(Saved entries)
§ §

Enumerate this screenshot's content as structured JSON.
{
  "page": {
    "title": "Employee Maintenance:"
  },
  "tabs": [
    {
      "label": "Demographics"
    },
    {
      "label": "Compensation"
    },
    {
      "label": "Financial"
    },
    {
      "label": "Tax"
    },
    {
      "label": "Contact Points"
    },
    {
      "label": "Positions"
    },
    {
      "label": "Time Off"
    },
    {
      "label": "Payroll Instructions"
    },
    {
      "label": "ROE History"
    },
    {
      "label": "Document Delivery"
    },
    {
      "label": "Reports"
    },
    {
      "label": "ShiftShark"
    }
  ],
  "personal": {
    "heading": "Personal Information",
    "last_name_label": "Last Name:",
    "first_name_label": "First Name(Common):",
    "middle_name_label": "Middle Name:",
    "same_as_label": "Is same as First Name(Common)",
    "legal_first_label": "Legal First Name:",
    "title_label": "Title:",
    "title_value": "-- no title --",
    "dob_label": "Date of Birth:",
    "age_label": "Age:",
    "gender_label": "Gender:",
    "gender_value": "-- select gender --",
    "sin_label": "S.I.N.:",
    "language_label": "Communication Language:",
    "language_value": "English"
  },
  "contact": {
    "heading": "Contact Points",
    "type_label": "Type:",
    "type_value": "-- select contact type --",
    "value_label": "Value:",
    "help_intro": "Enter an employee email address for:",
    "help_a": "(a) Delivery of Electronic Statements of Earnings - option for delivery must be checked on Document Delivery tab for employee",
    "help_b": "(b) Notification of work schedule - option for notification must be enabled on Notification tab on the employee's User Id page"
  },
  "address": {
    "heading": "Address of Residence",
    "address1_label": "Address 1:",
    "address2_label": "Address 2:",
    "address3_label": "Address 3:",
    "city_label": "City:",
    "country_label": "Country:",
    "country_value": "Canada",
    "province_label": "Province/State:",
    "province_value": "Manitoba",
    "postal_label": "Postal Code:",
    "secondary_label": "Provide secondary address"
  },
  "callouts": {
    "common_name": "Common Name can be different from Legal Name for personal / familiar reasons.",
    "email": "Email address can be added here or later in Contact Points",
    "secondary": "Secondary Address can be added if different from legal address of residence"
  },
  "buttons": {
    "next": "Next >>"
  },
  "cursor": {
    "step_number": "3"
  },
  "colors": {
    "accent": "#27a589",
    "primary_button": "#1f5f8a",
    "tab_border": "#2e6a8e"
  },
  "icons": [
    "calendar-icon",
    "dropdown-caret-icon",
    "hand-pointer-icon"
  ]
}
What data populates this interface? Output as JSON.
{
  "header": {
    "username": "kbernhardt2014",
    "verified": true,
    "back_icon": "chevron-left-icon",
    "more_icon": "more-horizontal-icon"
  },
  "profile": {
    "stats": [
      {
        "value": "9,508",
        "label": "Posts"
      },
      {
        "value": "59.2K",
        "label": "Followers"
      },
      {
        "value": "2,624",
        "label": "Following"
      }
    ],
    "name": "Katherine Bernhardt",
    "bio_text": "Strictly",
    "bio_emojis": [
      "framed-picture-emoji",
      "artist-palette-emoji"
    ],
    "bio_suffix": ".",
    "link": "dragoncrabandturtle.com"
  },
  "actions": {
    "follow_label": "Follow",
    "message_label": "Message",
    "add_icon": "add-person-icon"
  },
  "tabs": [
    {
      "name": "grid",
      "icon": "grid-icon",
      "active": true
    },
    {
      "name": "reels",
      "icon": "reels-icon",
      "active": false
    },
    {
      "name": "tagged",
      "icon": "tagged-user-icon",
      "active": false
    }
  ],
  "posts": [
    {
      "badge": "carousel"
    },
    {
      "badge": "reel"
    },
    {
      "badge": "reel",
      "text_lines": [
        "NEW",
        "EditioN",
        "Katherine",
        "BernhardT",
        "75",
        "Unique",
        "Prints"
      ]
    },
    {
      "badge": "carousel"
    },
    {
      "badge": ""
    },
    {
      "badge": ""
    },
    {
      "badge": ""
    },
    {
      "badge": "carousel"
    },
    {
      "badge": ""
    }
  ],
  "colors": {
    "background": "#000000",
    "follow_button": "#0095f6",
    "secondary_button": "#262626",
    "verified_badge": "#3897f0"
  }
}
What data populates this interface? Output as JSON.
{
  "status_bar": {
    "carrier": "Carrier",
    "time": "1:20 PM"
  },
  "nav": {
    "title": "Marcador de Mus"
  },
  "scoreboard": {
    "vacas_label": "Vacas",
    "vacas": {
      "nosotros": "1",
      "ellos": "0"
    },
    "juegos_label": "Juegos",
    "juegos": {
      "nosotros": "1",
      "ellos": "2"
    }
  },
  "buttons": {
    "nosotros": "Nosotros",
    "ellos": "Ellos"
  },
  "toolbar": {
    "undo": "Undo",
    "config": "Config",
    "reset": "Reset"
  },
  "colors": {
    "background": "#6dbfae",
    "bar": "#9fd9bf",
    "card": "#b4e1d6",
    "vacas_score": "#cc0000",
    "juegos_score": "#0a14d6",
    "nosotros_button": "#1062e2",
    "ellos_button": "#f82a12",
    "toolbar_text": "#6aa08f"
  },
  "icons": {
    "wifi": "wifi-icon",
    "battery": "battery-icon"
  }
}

§ §

From the entries, copy out each line containing the word "Katherine".

    "name": "Katherine Bernhardt",
        "Katherine",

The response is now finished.